PROBLEM DESCRIPTION
Copy the records below exactly, leaving out every picture.

ENTRIES SHOWN
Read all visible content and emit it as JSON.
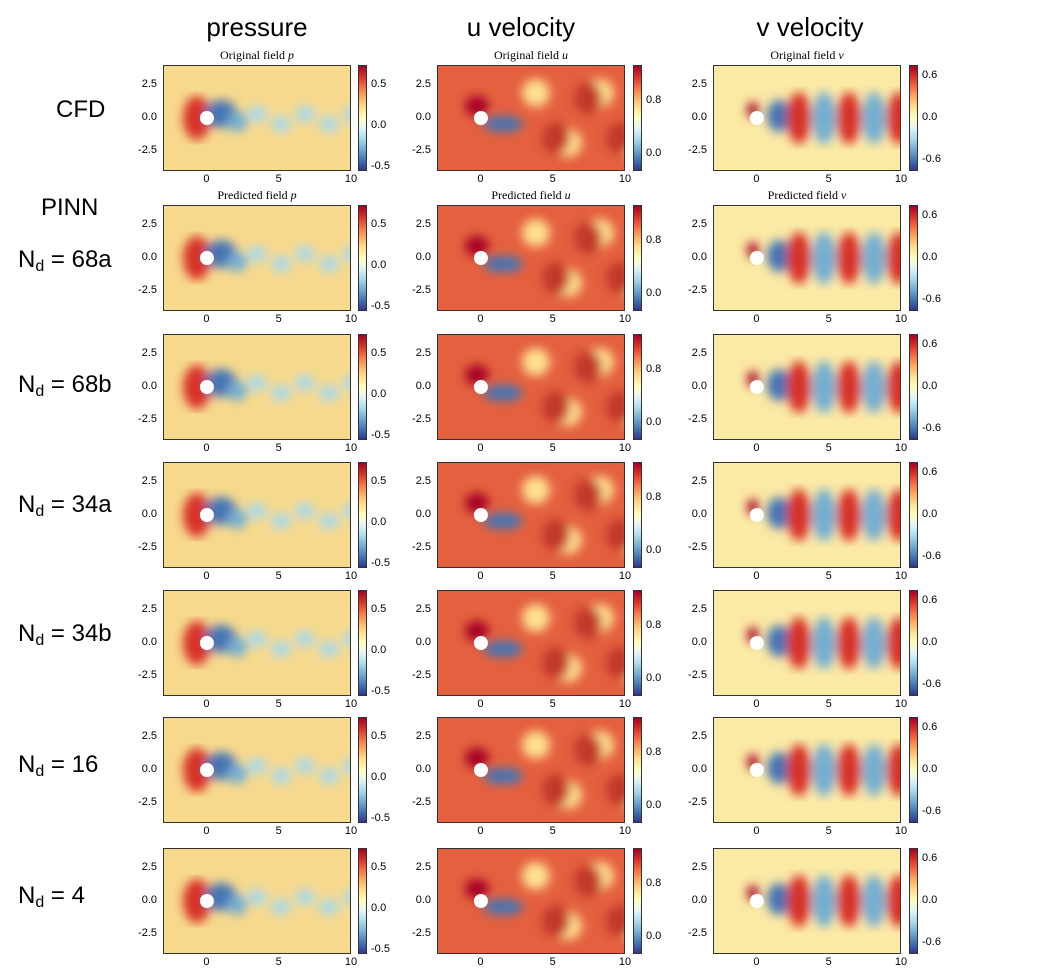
{
  "column_headers": [
    "pressure",
    "u velocity",
    "v velocity"
  ],
  "row_labels": [
    {
      "main": "CFD",
      "sub": "",
      "rest": ""
    },
    {
      "main": "N",
      "sub": "d",
      "rest": " = 68a",
      "prefix": "PINN"
    },
    {
      "main": "N",
      "sub": "d",
      "rest": " = 68b"
    },
    {
      "main": "N",
      "sub": "d",
      "rest": " = 34a"
    },
    {
      "main": "N",
      "sub": "d",
      "rest": " = 34b"
    },
    {
      "main": "N",
      "sub": "d",
      "rest": " = 16"
    },
    {
      "main": "N",
      "sub": "d",
      "rest": " = 4"
    }
  ],
  "panel_titles": {
    "original": [
      "Original field",
      "Original field",
      "Original field"
    ],
    "predicted": [
      "Predicted field",
      "Predicted field",
      "Predicted field"
    ],
    "variables": [
      "p",
      "u",
      "v"
    ]
  },
  "chart_data": {
    "type": "heatmap",
    "grid": {
      "rows": 7,
      "cols": 3
    },
    "x_ticks": [
      "0",
      "5",
      "10"
    ],
    "y_ticks": [
      "2.5",
      "0.0",
      "-2.5"
    ],
    "colormap": "RdYlBu_r",
    "colorbars": [
      {
        "variable": "p",
        "ticks": [
          "0.5",
          "0.0",
          "-0.5"
        ],
        "range": [
          -0.55,
          0.75
        ]
      },
      {
        "variable": "u",
        "ticks": [
          "0.8",
          "0.0"
        ],
        "range": [
          -0.25,
          1.35
        ]
      },
      {
        "variable": "v",
        "ticks": [
          "0.6",
          "0.0",
          "-0.6"
        ],
        "range": [
          -0.75,
          0.75
        ]
      }
    ],
    "cylinder_center": [
      0,
      0
    ],
    "xlim": [
      -3,
      10
    ],
    "ylim": [
      -4,
      4
    ]
  },
  "colors": {
    "max": "#a50026",
    "mid": "#ffffbf",
    "min": "#313695",
    "axis": "#333333"
  }
}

TASK OUTPUT
Read all visible content and emit it as JSON.
{
  "column_headers": [
    "pressure",
    "u velocity",
    "v velocity"
  ],
  "row_labels": [
    {
      "main": "CFD",
      "sub": "",
      "rest": ""
    },
    {
      "main": "N",
      "sub": "d",
      "rest": " = 68a",
      "prefix": "PINN"
    },
    {
      "main": "N",
      "sub": "d",
      "rest": " = 68b"
    },
    {
      "main": "N",
      "sub": "d",
      "rest": " = 34a"
    },
    {
      "main": "N",
      "sub": "d",
      "rest": " = 34b"
    },
    {
      "main": "N",
      "sub": "d",
      "rest": " = 16"
    },
    {
      "main": "N",
      "sub": "d",
      "rest": " = 4"
    }
  ],
  "panel_titles": {
    "original": [
      "Original field",
      "Original field",
      "Original field"
    ],
    "predicted": [
      "Predicted field",
      "Predicted field",
      "Predicted field"
    ],
    "variables": [
      "p",
      "u",
      "v"
    ]
  },
  "chart_data": {
    "type": "heatmap",
    "grid": {
      "rows": 7,
      "cols": 3
    },
    "x_ticks": [
      "0",
      "5",
      "10"
    ],
    "y_ticks": [
      "2.5",
      "0.0",
      "-2.5"
    ],
    "colormap": "RdYlBu_r",
    "colorbars": [
      {
        "variable": "p",
        "ticks": [
          "0.5",
          "0.0",
          "-0.5"
        ],
        "range": [
          -0.55,
          0.75
        ]
      },
      {
        "variable": "u",
        "ticks": [
          "0.8",
          "0.0"
        ],
        "range": [
          -0.25,
          1.35
        ]
      },
      {
        "variable": "v",
        "ticks": [
          "0.6",
          "0.0",
          "-0.6"
        ],
        "range": [
          -0.75,
          0.75
        ]
      }
    ],
    "cylinder_center": [
      0,
      0
    ],
    "xlim": [
      -3,
      10
    ],
    "ylim": [
      -4,
      4
    ]
  },
  "colors": {
    "max": "#a50026",
    "mid": "#ffffbf",
    "min": "#313695",
    "axis": "#333333"
  }
}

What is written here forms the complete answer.